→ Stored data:

________________________________________

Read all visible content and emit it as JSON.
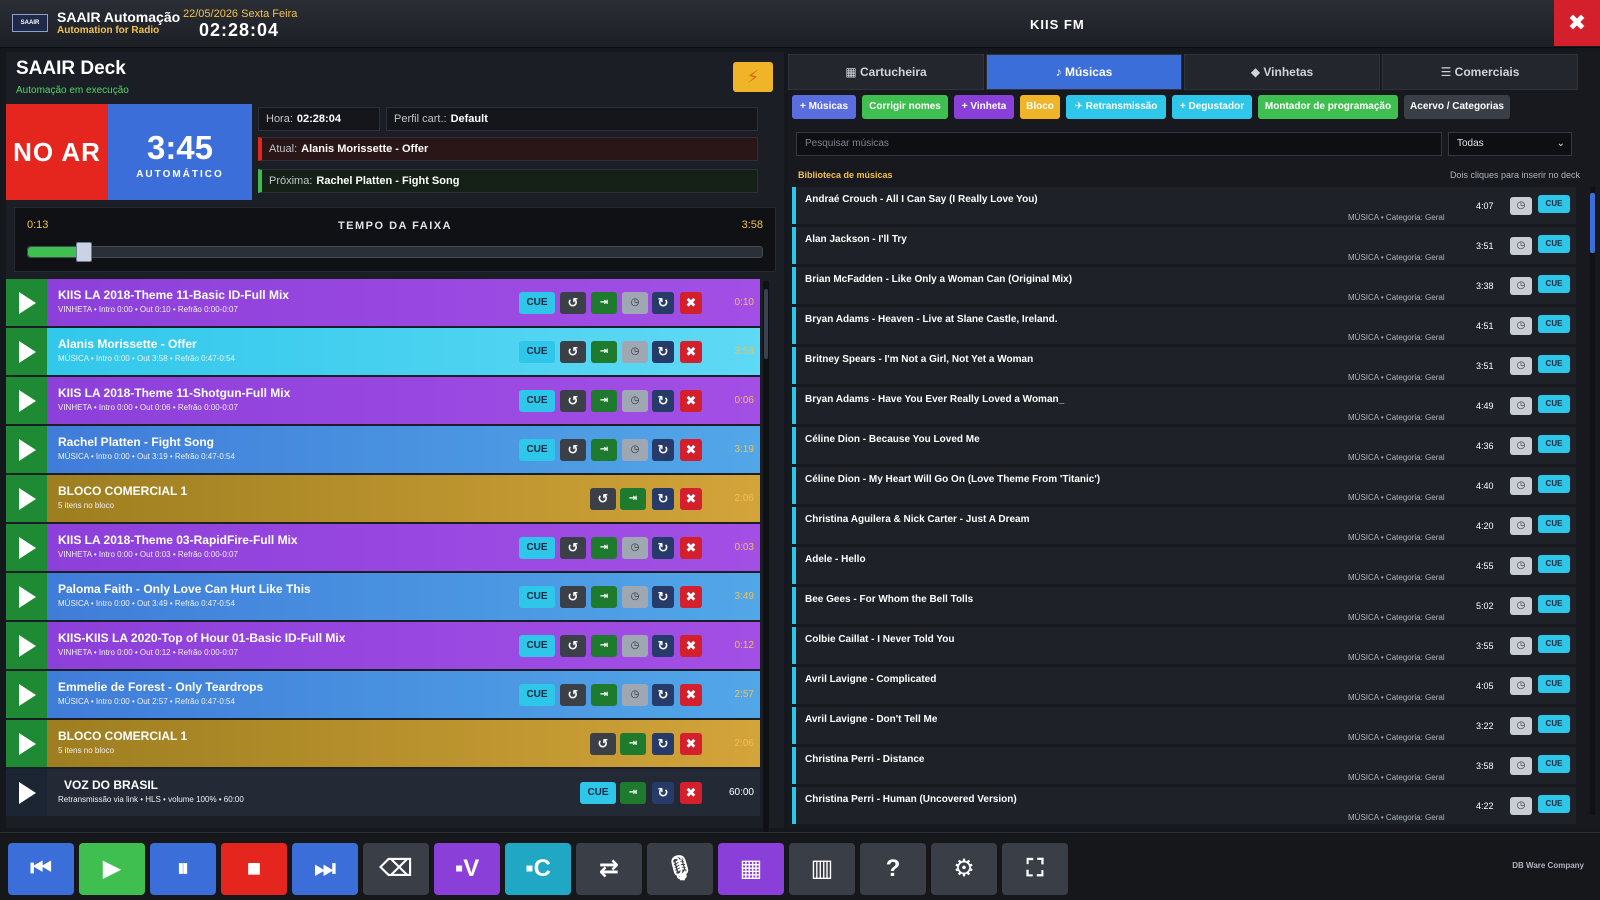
{
  "header": {
    "logo_text": "SAAIR",
    "app_name": "SAAIR Automação",
    "app_subtitle": "Automation for Radio",
    "date": "22/05/2026 Sexta Feira",
    "clock": "02:28:04",
    "station": "KIIS FM",
    "close_glyph": "✖"
  },
  "deck": {
    "title": "SAAIR Deck",
    "status": "Automação em execução",
    "flash_glyph": "⚡",
    "on_air": "NO AR",
    "timer": "3:45",
    "mode": "AUTOMÁTICO",
    "hora_label": "Hora:",
    "hora_value": "02:28:04",
    "perfil_label": "Perfil cart.:",
    "perfil_value": "Default",
    "atual_label": "Atual:",
    "atual_value": "Alanis Morissette - Offer",
    "proxima_label": "Próxima:",
    "proxima_value": "Rachel Platten - Fight Song",
    "track": {
      "elapsed": "0:13",
      "label": "TEMPO DA FAIXA",
      "total": "3:58",
      "progress": 0.06
    }
  },
  "queue": [
    {
      "title": "KIIS LA 2018-Theme 11-Basic ID-Full Mix",
      "meta": "VINHETA • Intro 0:00 • Out 0:10 • Refrão 0:00-0:07",
      "dur": "0:10",
      "kind": "vinheta"
    },
    {
      "title": "Alanis Morissette - Offer",
      "meta": "MÚSICA • Intro 0:00 • Out 3:58 • Refrão 0:47-0:54",
      "dur": "3:58",
      "kind": "current"
    },
    {
      "title": "KIIS LA 2018-Theme 11-Shotgun-Full Mix",
      "meta": "VINHETA • Intro 0:00 • Out 0:06 • Refrão 0:00-0:07",
      "dur": "0:06",
      "kind": "vinheta"
    },
    {
      "title": "Rachel Platten - Fight Song",
      "meta": "MÚSICA • Intro 0:00 • Out 3:19 • Refrão 0:47-0:54",
      "dur": "3:19",
      "kind": "musica"
    },
    {
      "title": "BLOCO COMERCIAL 1",
      "meta": "5 itens no bloco",
      "dur": "2:06",
      "kind": "bloco"
    },
    {
      "title": "KIIS LA 2018-Theme 03-RapidFire-Full Mix",
      "meta": "VINHETA • Intro 0:00 • Out 0:03 • Refrão 0:00-0:07",
      "dur": "0:03",
      "kind": "vinheta"
    },
    {
      "title": "Paloma Faith - Only Love Can Hurt Like This",
      "meta": "MÚSICA • Intro 0:00 • Out 3:49 • Refrão 0:47-0:54",
      "dur": "3:49",
      "kind": "musica"
    },
    {
      "title": "KIIS-KIIS LA 2020-Top of Hour 01-Basic ID-Full Mix",
      "meta": "VINHETA • Intro 0:00 • Out 0:12 • Refrão 0:00-0:07",
      "dur": "0:12",
      "kind": "vinheta"
    },
    {
      "title": "Emmelie de Forest - Only Teardrops",
      "meta": "MÚSICA • Intro 0:00 • Out 2:57 • Refrão 0:47-0:54",
      "dur": "2:57",
      "kind": "musica"
    },
    {
      "title": "BLOCO COMERCIAL 1",
      "meta": "5 itens no bloco",
      "dur": "2:06",
      "kind": "bloco"
    },
    {
      "title": "VOZ DO BRASIL",
      "meta": "Retransmissão via link • HLS • volume 100% • 60:00",
      "dur": "60:00",
      "kind": "retrans"
    }
  ],
  "row_buttons": {
    "cue": "CUE",
    "rew": "↺",
    "next": "⇥",
    "clock": "◷",
    "loop": "↻",
    "del": "✖",
    "play": "▶",
    "antenna": "✈"
  },
  "right": {
    "tabs": [
      "▦ Cartucheira",
      "♪ Músicas",
      "◆ Vinhetas",
      "☰ Comerciais"
    ],
    "active_tab": 1,
    "toolbar": [
      {
        "label": "+ Músicas",
        "color": "#5b6ee0"
      },
      {
        "label": "Corrigir nomes",
        "color": "#3fbf4f"
      },
      {
        "label": "+ Vinheta",
        "color": "#8b3fd9"
      },
      {
        "label": "Bloco",
        "color": "#f0b429"
      },
      {
        "label": "✈ Retransmissão",
        "color": "#2ec7ea"
      },
      {
        "label": "+ Degustador",
        "color": "#2ec7ea"
      },
      {
        "label": "Montador de programação",
        "color": "#3fbf4f"
      },
      {
        "label": "Acervo / Categorias",
        "color": "#3a3e46"
      }
    ],
    "search_placeholder": "Pesquisar músicas",
    "filter_value": "Todas",
    "library_title": "Biblioteca de músicas",
    "library_hint": "Dois cliques para inserir no deck",
    "item_meta": "MÚSICA • Categoria: Geral",
    "items": [
      {
        "title": "Andraé Crouch - All I Can Say (I Really Love You)",
        "dur": "4:07"
      },
      {
        "title": "Alan Jackson - I'll Try",
        "dur": "3:51"
      },
      {
        "title": "Brian McFadden - Like Only a Woman Can (Original Mix)",
        "dur": "3:38"
      },
      {
        "title": "Bryan Adams - Heaven - Live at Slane Castle, Ireland.",
        "dur": "4:51"
      },
      {
        "title": "Britney Spears - I'm Not a Girl, Not Yet a Woman",
        "dur": "3:51"
      },
      {
        "title": "Bryan Adams - Have You Ever Really Loved a Woman_",
        "dur": "4:49"
      },
      {
        "title": "Céline Dion - Because You Loved Me",
        "dur": "4:36"
      },
      {
        "title": "Céline Dion - My Heart Will Go On (Love Theme From 'Titanic')",
        "dur": "4:40"
      },
      {
        "title": "Christina Aguilera & Nick Carter - Just A Dream",
        "dur": "4:20"
      },
      {
        "title": "Adele - Hello",
        "dur": "4:55"
      },
      {
        "title": "Bee Gees - For Whom the Bell Tolls",
        "dur": "5:02"
      },
      {
        "title": "Colbie Caillat - I Never Told You",
        "dur": "3:55"
      },
      {
        "title": "Avril Lavigne - Complicated",
        "dur": "4:05"
      },
      {
        "title": "Avril Lavigne - Don't Tell Me",
        "dur": "3:22"
      },
      {
        "title": "Christina Perri - Distance",
        "dur": "3:58"
      },
      {
        "title": "Christina Perri - Human (Uncovered Version)",
        "dur": "4:22"
      }
    ]
  },
  "bottom": {
    "buttons": [
      {
        "name": "previous-button",
        "glyph": "⏮",
        "color": "blue"
      },
      {
        "name": "play-button",
        "glyph": "▶",
        "color": "green"
      },
      {
        "name": "pause-button",
        "glyph": "⏸",
        "color": "blue"
      },
      {
        "name": "stop-button",
        "glyph": "■",
        "color": "red"
      },
      {
        "name": "skip-button",
        "glyph": "⏭",
        "color": "blue"
      },
      {
        "name": "eraser-button",
        "glyph": "⌫",
        "color": "grey"
      },
      {
        "name": "vinheta-button",
        "glyph": "▪V",
        "color": "purple"
      },
      {
        "name": "comercial-button",
        "glyph": "▪C",
        "color": "cyan"
      },
      {
        "name": "shuffle-button",
        "glyph": "⇄",
        "color": "grey"
      },
      {
        "name": "microphone-button",
        "glyph": "🎙",
        "color": "grey"
      },
      {
        "name": "grid-button",
        "glyph": "▦",
        "color": "purple"
      },
      {
        "name": "building-button",
        "glyph": "▥",
        "color": "grey"
      },
      {
        "name": "help-button",
        "glyph": "?",
        "color": "grey"
      },
      {
        "name": "settings-button",
        "glyph": "⚙",
        "color": "grey"
      },
      {
        "name": "fullscreen-button",
        "glyph": "⛶",
        "color": "grey"
      }
    ],
    "credit": "DB Ware Company"
  },
  "colors": {
    "vinheta": "#8b3fd9",
    "musica_a": "#3f7ad8",
    "musica_b": "#52a7e8",
    "current_a": "#2ec7ea",
    "current_b": "#5fd9f5",
    "bloco_a": "#9a7c1e",
    "bloco_b": "#d3a43a",
    "retrans": "#232a36"
  }
}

________________________________________

→ What is expected:
Transcribe the full listing above exactly, with the images removed.

→ Result for this task:
Read all visible content and emit it as JSON.
{
  "header": {
    "logo_text": "SAAIR",
    "app_name": "SAAIR Automação",
    "app_subtitle": "Automation for Radio",
    "date": "22/05/2026 Sexta Feira",
    "clock": "02:28:04",
    "station": "KIIS FM",
    "close_glyph": "✖"
  },
  "deck": {
    "title": "SAAIR Deck",
    "status": "Automação em execução",
    "flash_glyph": "⚡",
    "on_air": "NO AR",
    "timer": "3:45",
    "mode": "AUTOMÁTICO",
    "hora_label": "Hora:",
    "hora_value": "02:28:04",
    "perfil_label": "Perfil cart.:",
    "perfil_value": "Default",
    "atual_label": "Atual:",
    "atual_value": "Alanis Morissette - Offer",
    "proxima_label": "Próxima:",
    "proxima_value": "Rachel Platten - Fight Song",
    "track": {
      "elapsed": "0:13",
      "label": "TEMPO DA FAIXA",
      "total": "3:58",
      "progress": 0.06
    }
  },
  "queue": [
    {
      "title": "KIIS LA 2018-Theme 11-Basic ID-Full Mix",
      "meta": "VINHETA • Intro 0:00 • Out 0:10 • Refrão 0:00-0:07",
      "dur": "0:10",
      "kind": "vinheta"
    },
    {
      "title": "Alanis Morissette - Offer",
      "meta": "MÚSICA • Intro 0:00 • Out 3:58 • Refrão 0:47-0:54",
      "dur": "3:58",
      "kind": "current"
    },
    {
      "title": "KIIS LA 2018-Theme 11-Shotgun-Full Mix",
      "meta": "VINHETA • Intro 0:00 • Out 0:06 • Refrão 0:00-0:07",
      "dur": "0:06",
      "kind": "vinheta"
    },
    {
      "title": "Rachel Platten - Fight Song",
      "meta": "MÚSICA • Intro 0:00 • Out 3:19 • Refrão 0:47-0:54",
      "dur": "3:19",
      "kind": "musica"
    },
    {
      "title": "BLOCO COMERCIAL 1",
      "meta": "5 itens no bloco",
      "dur": "2:06",
      "kind": "bloco"
    },
    {
      "title": "KIIS LA 2018-Theme 03-RapidFire-Full Mix",
      "meta": "VINHETA • Intro 0:00 • Out 0:03 • Refrão 0:00-0:07",
      "dur": "0:03",
      "kind": "vinheta"
    },
    {
      "title": "Paloma Faith - Only Love Can Hurt Like This",
      "meta": "MÚSICA • Intro 0:00 • Out 3:49 • Refrão 0:47-0:54",
      "dur": "3:49",
      "kind": "musica"
    },
    {
      "title": "KIIS-KIIS LA 2020-Top of Hour 01-Basic ID-Full Mix",
      "meta": "VINHETA • Intro 0:00 • Out 0:12 • Refrão 0:00-0:07",
      "dur": "0:12",
      "kind": "vinheta"
    },
    {
      "title": "Emmelie de Forest - Only Teardrops",
      "meta": "MÚSICA • Intro 0:00 • Out 2:57 • Refrão 0:47-0:54",
      "dur": "2:57",
      "kind": "musica"
    },
    {
      "title": "BLOCO COMERCIAL 1",
      "meta": "5 itens no bloco",
      "dur": "2:06",
      "kind": "bloco"
    },
    {
      "title": "VOZ DO BRASIL",
      "meta": "Retransmissão via link • HLS • volume 100% • 60:00",
      "dur": "60:00",
      "kind": "retrans"
    }
  ],
  "row_buttons": {
    "cue": "CUE",
    "rew": "↺",
    "next": "⇥",
    "clock": "◷",
    "loop": "↻",
    "del": "✖",
    "play": "▶",
    "antenna": "✈"
  },
  "right": {
    "tabs": [
      "▦ Cartucheira",
      "♪ Músicas",
      "◆ Vinhetas",
      "☰ Comerciais"
    ],
    "active_tab": 1,
    "toolbar": [
      {
        "label": "+ Músicas",
        "color": "#5b6ee0"
      },
      {
        "label": "Corrigir nomes",
        "color": "#3fbf4f"
      },
      {
        "label": "+ Vinheta",
        "color": "#8b3fd9"
      },
      {
        "label": "Bloco",
        "color": "#f0b429"
      },
      {
        "label": "✈ Retransmissão",
        "color": "#2ec7ea"
      },
      {
        "label": "+ Degustador",
        "color": "#2ec7ea"
      },
      {
        "label": "Montador de programação",
        "color": "#3fbf4f"
      },
      {
        "label": "Acervo / Categorias",
        "color": "#3a3e46"
      }
    ],
    "search_placeholder": "Pesquisar músicas",
    "filter_value": "Todas",
    "library_title": "Biblioteca de músicas",
    "library_hint": "Dois cliques para inserir no deck",
    "item_meta": "MÚSICA • Categoria: Geral",
    "items": [
      {
        "title": "Andraé Crouch - All I Can Say (I Really Love You)",
        "dur": "4:07"
      },
      {
        "title": "Alan Jackson - I'll Try",
        "dur": "3:51"
      },
      {
        "title": "Brian McFadden - Like Only a Woman Can (Original Mix)",
        "dur": "3:38"
      },
      {
        "title": "Bryan Adams - Heaven - Live at Slane Castle, Ireland.",
        "dur": "4:51"
      },
      {
        "title": "Britney Spears - I'm Not a Girl, Not Yet a Woman",
        "dur": "3:51"
      },
      {
        "title": "Bryan Adams - Have You Ever Really Loved a Woman_",
        "dur": "4:49"
      },
      {
        "title": "Céline Dion - Because You Loved Me",
        "dur": "4:36"
      },
      {
        "title": "Céline Dion - My Heart Will Go On (Love Theme From 'Titanic')",
        "dur": "4:40"
      },
      {
        "title": "Christina Aguilera & Nick Carter - Just A Dream",
        "dur": "4:20"
      },
      {
        "title": "Adele - Hello",
        "dur": "4:55"
      },
      {
        "title": "Bee Gees - For Whom the Bell Tolls",
        "dur": "5:02"
      },
      {
        "title": "Colbie Caillat - I Never Told You",
        "dur": "3:55"
      },
      {
        "title": "Avril Lavigne - Complicated",
        "dur": "4:05"
      },
      {
        "title": "Avril Lavigne - Don't Tell Me",
        "dur": "3:22"
      },
      {
        "title": "Christina Perri - Distance",
        "dur": "3:58"
      },
      {
        "title": "Christina Perri - Human (Uncovered Version)",
        "dur": "4:22"
      }
    ]
  },
  "bottom": {
    "buttons": [
      {
        "name": "previous-button",
        "glyph": "⏮",
        "color": "blue"
      },
      {
        "name": "play-button",
        "glyph": "▶",
        "color": "green"
      },
      {
        "name": "pause-button",
        "glyph": "⏸",
        "color": "blue"
      },
      {
        "name": "stop-button",
        "glyph": "■",
        "color": "red"
      },
      {
        "name": "skip-button",
        "glyph": "⏭",
        "color": "blue"
      },
      {
        "name": "eraser-button",
        "glyph": "⌫",
        "color": "grey"
      },
      {
        "name": "vinheta-button",
        "glyph": "▪V",
        "color": "purple"
      },
      {
        "name": "comercial-button",
        "glyph": "▪C",
        "color": "cyan"
      },
      {
        "name": "shuffle-button",
        "glyph": "⇄",
        "color": "grey"
      },
      {
        "name": "microphone-button",
        "glyph": "🎙",
        "color": "grey"
      },
      {
        "name": "grid-button",
        "glyph": "▦",
        "color": "purple"
      },
      {
        "name": "building-button",
        "glyph": "▥",
        "color": "grey"
      },
      {
        "name": "help-button",
        "glyph": "?",
        "color": "grey"
      },
      {
        "name": "settings-button",
        "glyph": "⚙",
        "color": "grey"
      },
      {
        "name": "fullscreen-button",
        "glyph": "⛶",
        "color": "grey"
      }
    ],
    "credit": "DB Ware Company"
  },
  "colors": {
    "vinheta": "#8b3fd9",
    "musica_a": "#3f7ad8",
    "musica_b": "#52a7e8",
    "current_a": "#2ec7ea",
    "current_b": "#5fd9f5",
    "bloco_a": "#9a7c1e",
    "bloco_b": "#d3a43a",
    "retrans": "#232a36"
  }
}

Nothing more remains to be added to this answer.